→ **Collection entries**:
------------------------------------------------------------------------

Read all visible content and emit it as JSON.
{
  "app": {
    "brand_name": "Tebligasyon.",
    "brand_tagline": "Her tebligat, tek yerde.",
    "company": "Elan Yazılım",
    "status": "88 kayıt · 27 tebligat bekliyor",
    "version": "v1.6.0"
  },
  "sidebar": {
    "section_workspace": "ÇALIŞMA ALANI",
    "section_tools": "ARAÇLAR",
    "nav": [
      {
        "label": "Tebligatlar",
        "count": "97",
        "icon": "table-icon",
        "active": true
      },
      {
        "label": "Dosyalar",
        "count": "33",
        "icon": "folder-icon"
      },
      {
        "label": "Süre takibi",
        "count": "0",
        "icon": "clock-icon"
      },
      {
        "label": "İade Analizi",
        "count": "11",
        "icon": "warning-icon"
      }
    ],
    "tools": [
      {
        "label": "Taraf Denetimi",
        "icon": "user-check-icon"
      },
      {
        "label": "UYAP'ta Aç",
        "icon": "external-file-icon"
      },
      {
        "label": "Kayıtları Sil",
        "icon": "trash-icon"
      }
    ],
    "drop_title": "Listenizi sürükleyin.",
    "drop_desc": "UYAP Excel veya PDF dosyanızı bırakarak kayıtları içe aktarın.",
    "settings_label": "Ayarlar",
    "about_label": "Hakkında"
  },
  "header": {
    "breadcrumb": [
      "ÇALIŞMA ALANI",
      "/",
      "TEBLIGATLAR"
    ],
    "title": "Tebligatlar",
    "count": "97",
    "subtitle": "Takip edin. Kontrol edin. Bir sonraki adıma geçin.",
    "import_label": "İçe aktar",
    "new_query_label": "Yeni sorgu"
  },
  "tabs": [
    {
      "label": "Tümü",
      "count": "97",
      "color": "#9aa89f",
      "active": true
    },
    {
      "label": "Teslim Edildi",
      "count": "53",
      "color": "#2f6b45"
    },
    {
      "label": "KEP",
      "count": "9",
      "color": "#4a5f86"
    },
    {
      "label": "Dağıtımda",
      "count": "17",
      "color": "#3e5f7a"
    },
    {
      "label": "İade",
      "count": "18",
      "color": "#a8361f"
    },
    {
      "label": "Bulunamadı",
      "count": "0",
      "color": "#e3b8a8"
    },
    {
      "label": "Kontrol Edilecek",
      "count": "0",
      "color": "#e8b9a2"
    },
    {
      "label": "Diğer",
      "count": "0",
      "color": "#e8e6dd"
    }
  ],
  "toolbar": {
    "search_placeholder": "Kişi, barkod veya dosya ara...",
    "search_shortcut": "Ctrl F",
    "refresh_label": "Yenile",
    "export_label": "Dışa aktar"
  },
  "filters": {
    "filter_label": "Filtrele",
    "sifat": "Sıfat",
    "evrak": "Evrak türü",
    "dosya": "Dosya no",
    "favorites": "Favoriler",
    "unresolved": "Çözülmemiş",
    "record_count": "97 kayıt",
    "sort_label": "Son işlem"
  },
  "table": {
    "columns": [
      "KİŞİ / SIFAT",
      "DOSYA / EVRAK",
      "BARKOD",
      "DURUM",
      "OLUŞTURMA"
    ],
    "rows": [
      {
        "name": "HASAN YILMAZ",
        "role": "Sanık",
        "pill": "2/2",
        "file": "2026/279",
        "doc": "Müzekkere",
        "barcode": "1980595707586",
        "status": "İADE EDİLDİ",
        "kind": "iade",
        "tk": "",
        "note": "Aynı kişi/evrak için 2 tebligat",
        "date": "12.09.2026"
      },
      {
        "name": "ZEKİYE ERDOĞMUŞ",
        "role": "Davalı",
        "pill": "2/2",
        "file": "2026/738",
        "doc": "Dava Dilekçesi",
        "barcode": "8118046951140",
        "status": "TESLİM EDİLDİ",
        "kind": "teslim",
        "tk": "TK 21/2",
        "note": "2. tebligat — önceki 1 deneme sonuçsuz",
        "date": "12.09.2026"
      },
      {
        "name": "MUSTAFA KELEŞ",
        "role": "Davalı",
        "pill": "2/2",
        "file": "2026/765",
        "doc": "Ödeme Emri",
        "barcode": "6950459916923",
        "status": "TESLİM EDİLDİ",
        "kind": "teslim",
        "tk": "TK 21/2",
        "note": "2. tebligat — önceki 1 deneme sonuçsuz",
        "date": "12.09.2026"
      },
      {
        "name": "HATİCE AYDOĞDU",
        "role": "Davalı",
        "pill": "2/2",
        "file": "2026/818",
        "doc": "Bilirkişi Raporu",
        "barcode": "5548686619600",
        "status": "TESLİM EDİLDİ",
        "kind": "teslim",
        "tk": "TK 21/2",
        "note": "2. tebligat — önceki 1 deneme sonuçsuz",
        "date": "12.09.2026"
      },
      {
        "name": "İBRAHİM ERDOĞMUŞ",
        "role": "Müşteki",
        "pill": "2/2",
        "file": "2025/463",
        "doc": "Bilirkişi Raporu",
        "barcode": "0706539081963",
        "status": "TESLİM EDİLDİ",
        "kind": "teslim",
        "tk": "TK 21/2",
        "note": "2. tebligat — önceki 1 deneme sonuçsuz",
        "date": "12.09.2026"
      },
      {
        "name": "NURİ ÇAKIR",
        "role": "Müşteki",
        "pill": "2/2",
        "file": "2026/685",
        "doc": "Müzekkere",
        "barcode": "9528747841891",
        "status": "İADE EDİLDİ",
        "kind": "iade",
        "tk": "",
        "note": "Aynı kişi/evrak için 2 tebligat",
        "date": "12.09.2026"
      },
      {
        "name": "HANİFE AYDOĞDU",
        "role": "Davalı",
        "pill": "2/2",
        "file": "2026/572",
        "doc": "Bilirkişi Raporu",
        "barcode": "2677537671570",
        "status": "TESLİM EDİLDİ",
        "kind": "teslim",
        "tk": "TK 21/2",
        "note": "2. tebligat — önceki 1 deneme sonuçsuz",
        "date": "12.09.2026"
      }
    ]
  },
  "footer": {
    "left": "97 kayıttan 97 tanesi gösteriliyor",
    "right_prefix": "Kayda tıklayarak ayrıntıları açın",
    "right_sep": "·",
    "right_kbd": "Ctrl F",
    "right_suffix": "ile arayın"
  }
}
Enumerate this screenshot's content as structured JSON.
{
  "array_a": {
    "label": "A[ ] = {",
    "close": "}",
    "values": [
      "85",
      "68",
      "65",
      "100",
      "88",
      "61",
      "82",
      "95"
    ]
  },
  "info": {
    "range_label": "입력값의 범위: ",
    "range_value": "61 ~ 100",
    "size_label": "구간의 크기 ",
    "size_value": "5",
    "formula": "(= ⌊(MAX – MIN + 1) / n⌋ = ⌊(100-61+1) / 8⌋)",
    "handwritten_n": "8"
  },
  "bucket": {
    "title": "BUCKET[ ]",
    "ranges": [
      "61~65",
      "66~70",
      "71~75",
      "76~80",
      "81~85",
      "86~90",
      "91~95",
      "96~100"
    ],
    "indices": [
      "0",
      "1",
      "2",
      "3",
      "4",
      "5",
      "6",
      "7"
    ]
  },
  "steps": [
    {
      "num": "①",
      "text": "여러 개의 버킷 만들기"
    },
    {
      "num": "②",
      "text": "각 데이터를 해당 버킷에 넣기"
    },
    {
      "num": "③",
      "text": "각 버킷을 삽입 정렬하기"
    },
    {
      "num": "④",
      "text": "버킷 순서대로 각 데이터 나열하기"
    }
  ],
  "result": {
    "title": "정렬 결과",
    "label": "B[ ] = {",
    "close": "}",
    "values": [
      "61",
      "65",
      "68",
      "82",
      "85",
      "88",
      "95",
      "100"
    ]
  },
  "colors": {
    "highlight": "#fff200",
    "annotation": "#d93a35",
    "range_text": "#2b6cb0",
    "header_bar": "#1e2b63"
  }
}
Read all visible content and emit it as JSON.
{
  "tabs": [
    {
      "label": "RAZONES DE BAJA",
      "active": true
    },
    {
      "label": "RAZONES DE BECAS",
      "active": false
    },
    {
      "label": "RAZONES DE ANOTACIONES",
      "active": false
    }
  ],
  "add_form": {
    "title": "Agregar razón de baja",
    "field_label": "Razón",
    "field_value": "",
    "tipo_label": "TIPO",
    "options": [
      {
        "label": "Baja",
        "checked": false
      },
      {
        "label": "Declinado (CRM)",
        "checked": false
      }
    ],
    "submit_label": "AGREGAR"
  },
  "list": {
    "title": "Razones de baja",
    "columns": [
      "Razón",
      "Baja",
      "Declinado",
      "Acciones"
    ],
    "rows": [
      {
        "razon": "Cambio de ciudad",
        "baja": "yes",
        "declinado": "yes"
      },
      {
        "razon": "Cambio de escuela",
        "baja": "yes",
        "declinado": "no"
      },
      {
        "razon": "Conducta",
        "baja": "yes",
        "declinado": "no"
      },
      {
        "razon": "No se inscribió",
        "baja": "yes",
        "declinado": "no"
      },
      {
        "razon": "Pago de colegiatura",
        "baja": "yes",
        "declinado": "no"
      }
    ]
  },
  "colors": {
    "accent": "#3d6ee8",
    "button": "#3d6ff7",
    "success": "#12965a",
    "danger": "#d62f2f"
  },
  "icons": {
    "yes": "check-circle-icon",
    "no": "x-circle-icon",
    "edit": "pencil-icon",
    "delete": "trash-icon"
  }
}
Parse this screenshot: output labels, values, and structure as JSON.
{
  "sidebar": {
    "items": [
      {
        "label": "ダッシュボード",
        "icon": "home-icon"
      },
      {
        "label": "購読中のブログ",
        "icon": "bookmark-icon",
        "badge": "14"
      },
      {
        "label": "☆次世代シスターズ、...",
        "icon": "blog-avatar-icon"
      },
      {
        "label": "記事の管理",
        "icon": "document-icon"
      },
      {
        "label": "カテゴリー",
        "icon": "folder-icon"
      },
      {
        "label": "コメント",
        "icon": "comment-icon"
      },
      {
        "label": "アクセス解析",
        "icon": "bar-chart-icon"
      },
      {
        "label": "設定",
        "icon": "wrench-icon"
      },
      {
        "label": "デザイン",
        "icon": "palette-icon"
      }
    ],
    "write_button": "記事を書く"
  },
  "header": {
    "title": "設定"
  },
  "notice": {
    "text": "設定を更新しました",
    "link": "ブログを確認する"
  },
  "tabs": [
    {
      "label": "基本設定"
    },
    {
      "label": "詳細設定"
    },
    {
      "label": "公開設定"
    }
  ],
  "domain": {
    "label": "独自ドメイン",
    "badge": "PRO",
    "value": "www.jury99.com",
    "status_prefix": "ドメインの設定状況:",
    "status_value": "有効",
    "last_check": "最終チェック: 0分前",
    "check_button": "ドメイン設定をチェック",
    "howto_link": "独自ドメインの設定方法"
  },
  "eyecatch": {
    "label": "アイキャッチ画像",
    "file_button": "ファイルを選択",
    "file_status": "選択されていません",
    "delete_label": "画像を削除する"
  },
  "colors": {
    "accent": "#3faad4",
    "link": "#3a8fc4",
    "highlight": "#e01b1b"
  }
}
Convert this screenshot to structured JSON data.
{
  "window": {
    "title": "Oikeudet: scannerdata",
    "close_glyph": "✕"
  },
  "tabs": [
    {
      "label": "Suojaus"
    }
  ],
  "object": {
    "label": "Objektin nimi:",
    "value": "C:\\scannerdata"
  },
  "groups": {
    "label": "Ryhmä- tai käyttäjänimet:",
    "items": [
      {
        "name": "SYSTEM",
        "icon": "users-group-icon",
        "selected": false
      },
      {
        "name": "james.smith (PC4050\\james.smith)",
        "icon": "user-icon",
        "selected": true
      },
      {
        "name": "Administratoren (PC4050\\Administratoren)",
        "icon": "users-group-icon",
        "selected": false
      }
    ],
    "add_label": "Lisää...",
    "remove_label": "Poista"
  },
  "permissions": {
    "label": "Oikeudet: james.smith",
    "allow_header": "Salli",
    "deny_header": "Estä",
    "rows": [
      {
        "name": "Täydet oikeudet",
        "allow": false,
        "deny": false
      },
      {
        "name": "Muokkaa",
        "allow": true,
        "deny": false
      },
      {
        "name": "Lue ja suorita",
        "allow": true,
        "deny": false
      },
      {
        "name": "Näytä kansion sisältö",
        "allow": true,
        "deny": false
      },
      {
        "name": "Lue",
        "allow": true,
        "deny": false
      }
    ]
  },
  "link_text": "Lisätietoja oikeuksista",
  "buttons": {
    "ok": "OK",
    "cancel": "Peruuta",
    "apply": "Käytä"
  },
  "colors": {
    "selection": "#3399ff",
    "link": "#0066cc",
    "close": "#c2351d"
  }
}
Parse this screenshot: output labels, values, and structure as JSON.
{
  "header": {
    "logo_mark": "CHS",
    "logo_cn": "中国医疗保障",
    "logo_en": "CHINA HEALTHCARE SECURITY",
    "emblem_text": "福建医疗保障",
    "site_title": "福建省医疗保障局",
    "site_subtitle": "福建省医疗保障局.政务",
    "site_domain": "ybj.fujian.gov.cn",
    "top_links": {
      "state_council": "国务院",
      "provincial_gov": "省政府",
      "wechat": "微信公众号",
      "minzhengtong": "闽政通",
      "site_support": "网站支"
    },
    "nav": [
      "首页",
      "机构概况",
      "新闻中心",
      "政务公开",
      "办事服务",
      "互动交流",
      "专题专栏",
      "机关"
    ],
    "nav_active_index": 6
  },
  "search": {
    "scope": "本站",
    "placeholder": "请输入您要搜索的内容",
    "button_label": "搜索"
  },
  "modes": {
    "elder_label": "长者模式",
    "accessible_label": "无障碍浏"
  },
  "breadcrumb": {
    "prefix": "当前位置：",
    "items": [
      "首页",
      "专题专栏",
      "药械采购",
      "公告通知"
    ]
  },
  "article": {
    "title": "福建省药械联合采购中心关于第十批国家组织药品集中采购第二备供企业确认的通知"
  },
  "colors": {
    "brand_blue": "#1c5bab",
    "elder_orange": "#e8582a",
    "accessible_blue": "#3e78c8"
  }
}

------------------------------------------------------------------------

→ **Instruction**:
Look for lines containing the string "structured" and copy them all.

→ **Task solution**:
Enumerate this screenshot's content as structured JSON.
Convert this screenshot to structured JSON data.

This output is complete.